WORK ITEM:
State the number of lines in the records underneath where the word "application" turns up, and say nothing else.

GIVEN DATA:
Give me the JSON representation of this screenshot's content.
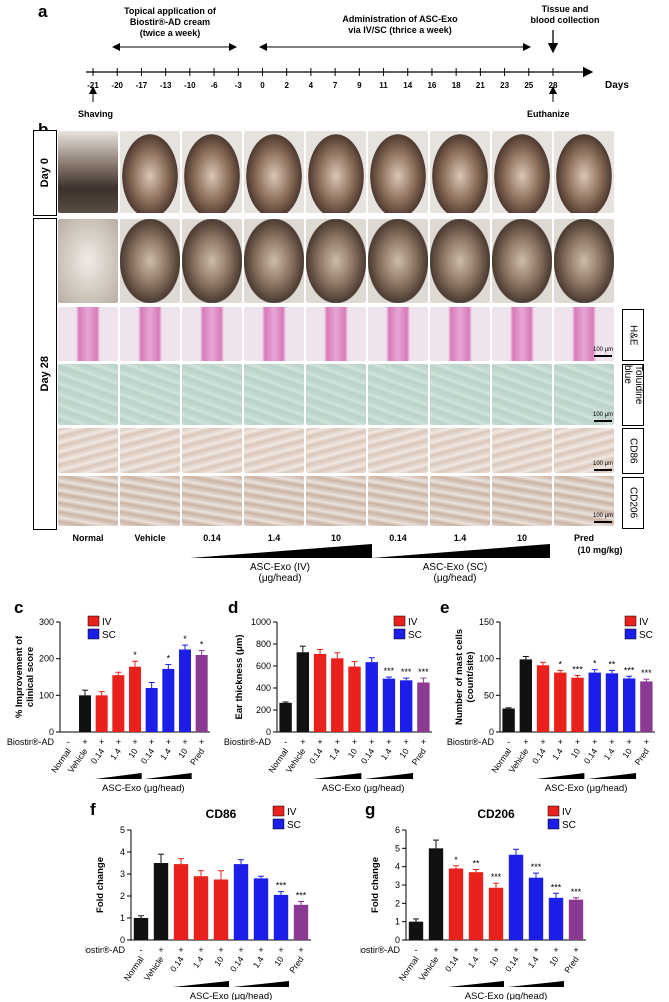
{
  "panel_labels": {
    "a": "a",
    "b": "b",
    "c": "c",
    "d": "d",
    "e": "e",
    "f": "f",
    "g": "g"
  },
  "timeline": {
    "days": [
      "-21",
      "-20",
      "-17",
      "-13",
      "-10",
      "-6",
      "-3",
      "0",
      "2",
      "4",
      "7",
      "9",
      "11",
      "14",
      "16",
      "18",
      "21",
      "23",
      "25",
      "28"
    ],
    "days_label": "Days",
    "topical_label": "Topical application of Biostir®-AD cream (twice a week)",
    "topical_line1": "Topical application of",
    "topical_line2": "Biostir®-AD cream",
    "topical_line3": "(twice a week)",
    "admin_line1": "Administration of ASC-Exo",
    "admin_line2": "via IV/SC (thrice a week)",
    "tissue_line1": "Tissue and",
    "tissue_line2": "blood collection",
    "shaving": "Shaving",
    "euthanize": "Euthanize"
  },
  "panel_b": {
    "day0": "Day 0",
    "day28": "Day 28",
    "stains": [
      "H&E",
      "Toluidine blue",
      "CD86",
      "CD206"
    ],
    "scale_bar": "100 μm",
    "groups": [
      "Normal",
      "Vehicle",
      "0.14",
      "1.4",
      "10",
      "0.14",
      "1.4",
      "10",
      "Pred"
    ],
    "pred_dose": "(10 mg/kg)",
    "iv_label_1": "ASC-Exo (IV)",
    "iv_label_2": "(μg/head)",
    "sc_label_1": "ASC-Exo (SC)",
    "sc_label_2": "(μg/head)"
  },
  "legend": {
    "iv": "IV",
    "sc": "SC"
  },
  "colors": {
    "black": "#111111",
    "iv": "#e8211d",
    "sc": "#1a1ee6",
    "pred": "#8b3a91"
  },
  "common": {
    "biostir": "Biostir®-AD",
    "x_labels": [
      "Normal",
      "Vehicle",
      "0.14",
      "1.4",
      "10",
      "0.14",
      "1.4",
      "10",
      "Pred"
    ],
    "plus_minus": [
      "-",
      "+",
      "+",
      "+",
      "+",
      "+",
      "+",
      "+",
      "+"
    ],
    "asc_label": "ASC-Exo (μg/head)"
  },
  "chart_data": [
    {
      "id": "c",
      "type": "bar",
      "ylabel": "% Improvement of clinical score",
      "ylim": [
        0,
        300
      ],
      "yticks": [
        0,
        100,
        200,
        300
      ],
      "values": [
        null,
        100,
        100,
        155,
        178,
        120,
        172,
        225,
        210
      ],
      "errors": [
        0,
        14,
        10,
        8,
        15,
        15,
        12,
        12,
        12
      ],
      "sig": [
        "",
        "",
        "",
        "",
        "*",
        "",
        "*",
        "*",
        "*"
      ],
      "legend": "top-left"
    },
    {
      "id": "d",
      "type": "bar",
      "ylabel": "Ear thickness (μm)",
      "ylim": [
        0,
        1000
      ],
      "yticks": [
        0,
        200,
        400,
        600,
        800,
        1000
      ],
      "values": [
        265,
        725,
        710,
        670,
        595,
        635,
        485,
        470,
        450
      ],
      "errors": [
        8,
        55,
        40,
        50,
        45,
        40,
        15,
        20,
        40
      ],
      "sig": [
        "",
        "",
        "",
        "",
        "",
        "",
        "***",
        "***",
        "***"
      ],
      "legend": "top-right"
    },
    {
      "id": "e",
      "type": "bar",
      "ylabel": "Number of mast cells (count/site)",
      "ylim": [
        0,
        150
      ],
      "yticks": [
        0,
        50,
        100,
        150
      ],
      "values": [
        32,
        99,
        91,
        81,
        74,
        81,
        80,
        73,
        69
      ],
      "errors": [
        1,
        4,
        4,
        3,
        3,
        4,
        4,
        3,
        3
      ],
      "sig": [
        "",
        "",
        "",
        "*",
        "***",
        "*",
        "**",
        "***",
        "***"
      ],
      "legend": "top-right"
    },
    {
      "id": "f",
      "type": "bar",
      "title": "CD86",
      "ylabel": "Fold change",
      "ylim": [
        0,
        5
      ],
      "yticks": [
        0,
        1,
        2,
        3,
        4,
        5
      ],
      "values": [
        1.0,
        3.5,
        3.45,
        2.9,
        2.75,
        3.45,
        2.8,
        2.05,
        1.6
      ],
      "errors": [
        0.1,
        0.4,
        0.25,
        0.25,
        0.4,
        0.2,
        0.1,
        0.15,
        0.15
      ],
      "sig": [
        "",
        "",
        "",
        "",
        "",
        "",
        "",
        "***",
        "***"
      ],
      "legend": "top-right"
    },
    {
      "id": "g",
      "type": "bar",
      "title": "CD206",
      "ylabel": "Fold change",
      "ylim": [
        0,
        6
      ],
      "yticks": [
        0,
        1,
        2,
        3,
        4,
        5,
        6
      ],
      "values": [
        1.0,
        5.0,
        3.9,
        3.7,
        2.85,
        4.65,
        3.4,
        2.3,
        2.2
      ],
      "errors": [
        0.15,
        0.45,
        0.15,
        0.15,
        0.25,
        0.3,
        0.25,
        0.25,
        0.1
      ],
      "sig": [
        "",
        "",
        "*",
        "**",
        "***",
        "",
        "***",
        "***",
        "***"
      ],
      "legend": "top-right"
    }
  ]
}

RESPONSE TO THE EXERCISE:
2